* **Problem to work on**
Copy every line of the entries that has the string "this" in it.

[Figure record extracts]
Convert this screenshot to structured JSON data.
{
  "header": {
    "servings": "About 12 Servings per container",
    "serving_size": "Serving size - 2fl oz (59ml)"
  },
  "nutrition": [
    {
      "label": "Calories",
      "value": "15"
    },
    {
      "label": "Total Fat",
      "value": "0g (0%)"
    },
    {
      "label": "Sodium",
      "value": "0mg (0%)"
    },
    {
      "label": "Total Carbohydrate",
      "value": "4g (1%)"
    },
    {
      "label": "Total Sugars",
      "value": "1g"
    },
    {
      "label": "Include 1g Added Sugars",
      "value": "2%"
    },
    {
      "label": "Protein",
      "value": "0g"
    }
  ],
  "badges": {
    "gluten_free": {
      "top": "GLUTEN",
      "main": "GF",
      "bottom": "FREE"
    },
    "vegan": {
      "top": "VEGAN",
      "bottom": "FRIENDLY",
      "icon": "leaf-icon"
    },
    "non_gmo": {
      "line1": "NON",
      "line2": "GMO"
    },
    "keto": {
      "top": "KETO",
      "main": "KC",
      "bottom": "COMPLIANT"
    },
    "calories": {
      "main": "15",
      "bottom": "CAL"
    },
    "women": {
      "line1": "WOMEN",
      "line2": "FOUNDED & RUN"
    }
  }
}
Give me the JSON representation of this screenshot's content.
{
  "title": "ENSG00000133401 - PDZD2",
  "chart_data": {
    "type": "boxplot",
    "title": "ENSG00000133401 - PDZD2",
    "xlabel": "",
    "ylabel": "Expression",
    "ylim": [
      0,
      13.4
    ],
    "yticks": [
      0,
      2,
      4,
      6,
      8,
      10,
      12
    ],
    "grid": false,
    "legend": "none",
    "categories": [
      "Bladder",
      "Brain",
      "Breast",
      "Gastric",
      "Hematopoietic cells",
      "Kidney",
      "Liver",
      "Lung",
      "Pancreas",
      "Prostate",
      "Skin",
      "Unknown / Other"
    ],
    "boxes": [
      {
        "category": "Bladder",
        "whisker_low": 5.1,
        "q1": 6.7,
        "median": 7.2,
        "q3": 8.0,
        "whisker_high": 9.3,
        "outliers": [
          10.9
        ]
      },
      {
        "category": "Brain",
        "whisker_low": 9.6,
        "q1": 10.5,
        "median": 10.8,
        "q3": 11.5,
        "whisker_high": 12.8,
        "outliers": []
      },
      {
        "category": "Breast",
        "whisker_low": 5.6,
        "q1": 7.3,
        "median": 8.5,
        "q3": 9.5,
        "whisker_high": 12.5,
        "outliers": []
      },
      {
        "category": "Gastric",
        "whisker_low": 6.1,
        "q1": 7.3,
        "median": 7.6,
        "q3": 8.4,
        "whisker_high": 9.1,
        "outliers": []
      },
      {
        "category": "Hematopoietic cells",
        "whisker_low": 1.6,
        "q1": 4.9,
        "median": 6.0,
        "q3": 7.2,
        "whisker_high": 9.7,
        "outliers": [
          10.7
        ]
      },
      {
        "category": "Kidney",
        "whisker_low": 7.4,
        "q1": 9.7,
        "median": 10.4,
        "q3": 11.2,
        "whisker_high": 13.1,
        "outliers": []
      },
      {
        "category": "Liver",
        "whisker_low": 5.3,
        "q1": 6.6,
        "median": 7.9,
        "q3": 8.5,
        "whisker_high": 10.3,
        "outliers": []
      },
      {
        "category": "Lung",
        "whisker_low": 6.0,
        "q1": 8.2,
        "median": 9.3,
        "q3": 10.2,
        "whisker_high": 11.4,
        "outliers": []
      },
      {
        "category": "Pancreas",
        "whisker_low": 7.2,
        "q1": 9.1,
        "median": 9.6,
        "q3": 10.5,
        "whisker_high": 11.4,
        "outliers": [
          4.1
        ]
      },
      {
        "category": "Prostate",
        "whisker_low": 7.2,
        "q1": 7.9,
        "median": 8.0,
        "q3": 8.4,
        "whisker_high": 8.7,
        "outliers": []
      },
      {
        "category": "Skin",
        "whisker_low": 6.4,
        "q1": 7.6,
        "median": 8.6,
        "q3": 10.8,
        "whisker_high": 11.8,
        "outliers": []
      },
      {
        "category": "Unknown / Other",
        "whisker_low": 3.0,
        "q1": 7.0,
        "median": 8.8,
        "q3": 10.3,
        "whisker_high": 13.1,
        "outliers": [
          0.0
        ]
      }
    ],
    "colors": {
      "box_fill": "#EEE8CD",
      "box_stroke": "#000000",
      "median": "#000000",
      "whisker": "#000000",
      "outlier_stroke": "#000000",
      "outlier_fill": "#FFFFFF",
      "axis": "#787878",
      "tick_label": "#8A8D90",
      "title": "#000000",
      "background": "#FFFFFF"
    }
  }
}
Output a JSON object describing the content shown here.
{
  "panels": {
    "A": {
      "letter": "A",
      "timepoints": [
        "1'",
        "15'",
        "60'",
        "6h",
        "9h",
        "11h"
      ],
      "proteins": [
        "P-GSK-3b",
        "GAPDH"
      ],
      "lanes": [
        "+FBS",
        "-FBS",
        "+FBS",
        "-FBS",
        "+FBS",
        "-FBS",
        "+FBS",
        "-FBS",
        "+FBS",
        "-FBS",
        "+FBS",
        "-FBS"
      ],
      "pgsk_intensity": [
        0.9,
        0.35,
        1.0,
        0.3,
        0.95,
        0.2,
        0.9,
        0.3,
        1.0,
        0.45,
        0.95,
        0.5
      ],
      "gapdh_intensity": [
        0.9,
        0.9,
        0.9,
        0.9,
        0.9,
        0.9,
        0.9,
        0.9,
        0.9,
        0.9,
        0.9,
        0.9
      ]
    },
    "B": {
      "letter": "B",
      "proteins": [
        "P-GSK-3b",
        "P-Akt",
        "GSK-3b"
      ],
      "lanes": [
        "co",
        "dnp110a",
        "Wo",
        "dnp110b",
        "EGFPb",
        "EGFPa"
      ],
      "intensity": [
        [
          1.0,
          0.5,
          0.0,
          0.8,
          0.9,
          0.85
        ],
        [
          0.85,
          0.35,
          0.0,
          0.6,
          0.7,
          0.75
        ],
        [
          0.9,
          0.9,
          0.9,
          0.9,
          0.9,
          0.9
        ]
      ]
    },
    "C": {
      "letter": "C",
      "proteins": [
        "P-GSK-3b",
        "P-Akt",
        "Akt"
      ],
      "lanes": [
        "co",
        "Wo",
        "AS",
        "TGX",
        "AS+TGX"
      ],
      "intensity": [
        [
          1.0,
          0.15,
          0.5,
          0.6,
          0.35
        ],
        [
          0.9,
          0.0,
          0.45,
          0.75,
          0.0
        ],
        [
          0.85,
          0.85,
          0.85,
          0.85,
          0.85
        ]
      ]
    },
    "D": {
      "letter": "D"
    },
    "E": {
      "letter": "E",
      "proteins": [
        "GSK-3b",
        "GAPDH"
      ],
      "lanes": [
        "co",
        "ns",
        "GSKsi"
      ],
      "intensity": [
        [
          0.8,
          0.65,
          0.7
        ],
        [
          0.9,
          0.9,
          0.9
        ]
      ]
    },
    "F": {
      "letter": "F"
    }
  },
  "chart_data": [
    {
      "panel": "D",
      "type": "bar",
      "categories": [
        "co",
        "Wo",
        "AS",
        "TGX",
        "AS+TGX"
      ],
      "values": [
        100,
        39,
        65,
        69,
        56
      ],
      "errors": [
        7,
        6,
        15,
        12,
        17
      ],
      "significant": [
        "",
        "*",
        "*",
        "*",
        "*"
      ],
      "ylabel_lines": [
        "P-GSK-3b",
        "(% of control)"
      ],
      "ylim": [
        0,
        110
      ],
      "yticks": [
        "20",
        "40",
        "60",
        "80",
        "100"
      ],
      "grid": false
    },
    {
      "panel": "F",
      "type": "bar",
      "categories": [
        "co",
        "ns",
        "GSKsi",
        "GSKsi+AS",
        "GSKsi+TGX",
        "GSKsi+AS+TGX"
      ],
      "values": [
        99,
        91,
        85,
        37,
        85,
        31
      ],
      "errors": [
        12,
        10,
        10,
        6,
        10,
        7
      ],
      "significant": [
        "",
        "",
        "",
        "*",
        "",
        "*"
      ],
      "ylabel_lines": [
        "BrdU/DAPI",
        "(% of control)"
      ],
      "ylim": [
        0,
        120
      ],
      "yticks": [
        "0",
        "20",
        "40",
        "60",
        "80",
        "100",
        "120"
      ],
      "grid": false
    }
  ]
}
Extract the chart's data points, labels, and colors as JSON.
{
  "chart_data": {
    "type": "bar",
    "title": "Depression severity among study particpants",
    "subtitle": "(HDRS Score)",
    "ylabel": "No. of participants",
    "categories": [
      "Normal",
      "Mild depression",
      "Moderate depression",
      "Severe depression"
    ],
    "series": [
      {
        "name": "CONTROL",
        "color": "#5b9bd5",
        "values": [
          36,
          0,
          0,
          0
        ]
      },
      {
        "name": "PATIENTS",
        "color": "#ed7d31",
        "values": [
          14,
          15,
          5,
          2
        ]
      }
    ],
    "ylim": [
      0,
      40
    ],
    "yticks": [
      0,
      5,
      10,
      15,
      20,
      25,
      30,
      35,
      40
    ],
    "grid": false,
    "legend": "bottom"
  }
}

* **Expected output**
Convert this screenshot to structured JSON data.
Give me the JSON representation of this screenshot's content.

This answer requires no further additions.